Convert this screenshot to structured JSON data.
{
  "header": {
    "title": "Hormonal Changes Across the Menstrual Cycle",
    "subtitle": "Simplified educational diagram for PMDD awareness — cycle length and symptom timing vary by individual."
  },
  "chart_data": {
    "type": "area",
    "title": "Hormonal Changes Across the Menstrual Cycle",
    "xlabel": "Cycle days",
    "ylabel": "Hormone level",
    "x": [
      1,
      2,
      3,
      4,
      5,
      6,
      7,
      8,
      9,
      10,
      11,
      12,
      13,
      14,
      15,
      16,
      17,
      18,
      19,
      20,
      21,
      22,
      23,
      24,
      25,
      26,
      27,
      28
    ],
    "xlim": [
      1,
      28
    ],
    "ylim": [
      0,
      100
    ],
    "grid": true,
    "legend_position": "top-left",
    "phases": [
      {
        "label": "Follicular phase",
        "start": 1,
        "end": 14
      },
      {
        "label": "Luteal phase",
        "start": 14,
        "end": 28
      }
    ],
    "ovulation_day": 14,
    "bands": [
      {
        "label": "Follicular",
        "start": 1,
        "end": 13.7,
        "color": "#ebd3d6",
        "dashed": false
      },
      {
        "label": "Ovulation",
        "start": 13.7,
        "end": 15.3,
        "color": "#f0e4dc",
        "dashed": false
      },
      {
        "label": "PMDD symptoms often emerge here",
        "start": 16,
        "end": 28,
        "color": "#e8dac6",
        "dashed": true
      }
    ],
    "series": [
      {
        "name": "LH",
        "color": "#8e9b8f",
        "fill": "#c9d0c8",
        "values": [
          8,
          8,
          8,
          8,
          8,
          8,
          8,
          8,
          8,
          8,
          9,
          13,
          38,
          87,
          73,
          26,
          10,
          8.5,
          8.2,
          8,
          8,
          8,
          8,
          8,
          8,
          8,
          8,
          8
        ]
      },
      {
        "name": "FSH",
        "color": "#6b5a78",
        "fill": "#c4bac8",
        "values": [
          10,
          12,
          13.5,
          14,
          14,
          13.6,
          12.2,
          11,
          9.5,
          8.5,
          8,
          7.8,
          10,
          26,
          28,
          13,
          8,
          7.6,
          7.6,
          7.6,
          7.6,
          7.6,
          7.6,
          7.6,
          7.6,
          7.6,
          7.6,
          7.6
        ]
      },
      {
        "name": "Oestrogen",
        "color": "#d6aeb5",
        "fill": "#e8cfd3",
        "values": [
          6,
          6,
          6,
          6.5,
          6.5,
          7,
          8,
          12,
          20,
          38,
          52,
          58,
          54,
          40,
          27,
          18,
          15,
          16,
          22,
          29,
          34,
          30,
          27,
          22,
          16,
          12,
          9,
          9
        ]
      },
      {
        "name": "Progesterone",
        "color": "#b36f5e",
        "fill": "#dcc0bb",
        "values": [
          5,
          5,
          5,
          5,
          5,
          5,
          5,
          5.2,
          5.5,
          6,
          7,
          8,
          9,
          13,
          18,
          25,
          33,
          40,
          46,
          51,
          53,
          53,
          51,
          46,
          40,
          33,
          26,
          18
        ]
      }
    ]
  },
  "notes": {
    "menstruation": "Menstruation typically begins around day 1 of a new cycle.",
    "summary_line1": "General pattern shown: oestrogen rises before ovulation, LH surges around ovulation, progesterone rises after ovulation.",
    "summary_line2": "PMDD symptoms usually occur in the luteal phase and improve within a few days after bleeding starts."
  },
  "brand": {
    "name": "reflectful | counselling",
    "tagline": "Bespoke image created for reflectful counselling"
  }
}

=== Short task ===
Looking at the records above, work out how many lines include the string "after". Give the number and nothing else.

=== Answer to the exercise ===
2